BEGIN RECORDS FOR THIS EXERCISE

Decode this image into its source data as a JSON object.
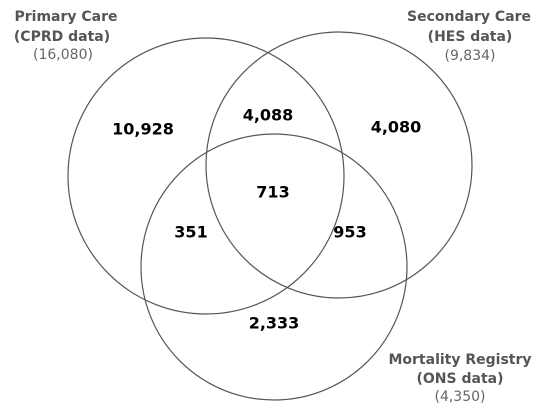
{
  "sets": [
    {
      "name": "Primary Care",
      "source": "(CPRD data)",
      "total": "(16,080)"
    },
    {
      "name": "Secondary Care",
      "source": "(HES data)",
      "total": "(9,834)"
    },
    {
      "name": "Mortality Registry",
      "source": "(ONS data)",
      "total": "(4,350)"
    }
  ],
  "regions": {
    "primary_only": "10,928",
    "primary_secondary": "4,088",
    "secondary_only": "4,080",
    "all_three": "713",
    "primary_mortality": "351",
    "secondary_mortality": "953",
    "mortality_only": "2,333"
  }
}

END RECORDS FOR THIS EXERCISE

* _EXERCISE DETAILS_: Without the pictures, write out all of the material exactly.

* _EXPECTED ANSWER_:
Decode this image into its source data as a JSON object.
{
  "sets": [
    {
      "name": "Primary Care",
      "source": "(CPRD data)",
      "total": "(16,080)"
    },
    {
      "name": "Secondary Care",
      "source": "(HES data)",
      "total": "(9,834)"
    },
    {
      "name": "Mortality Registry",
      "source": "(ONS data)",
      "total": "(4,350)"
    }
  ],
  "regions": {
    "primary_only": "10,928",
    "primary_secondary": "4,088",
    "secondary_only": "4,080",
    "all_three": "713",
    "primary_mortality": "351",
    "secondary_mortality": "953",
    "mortality_only": "2,333"
  }
}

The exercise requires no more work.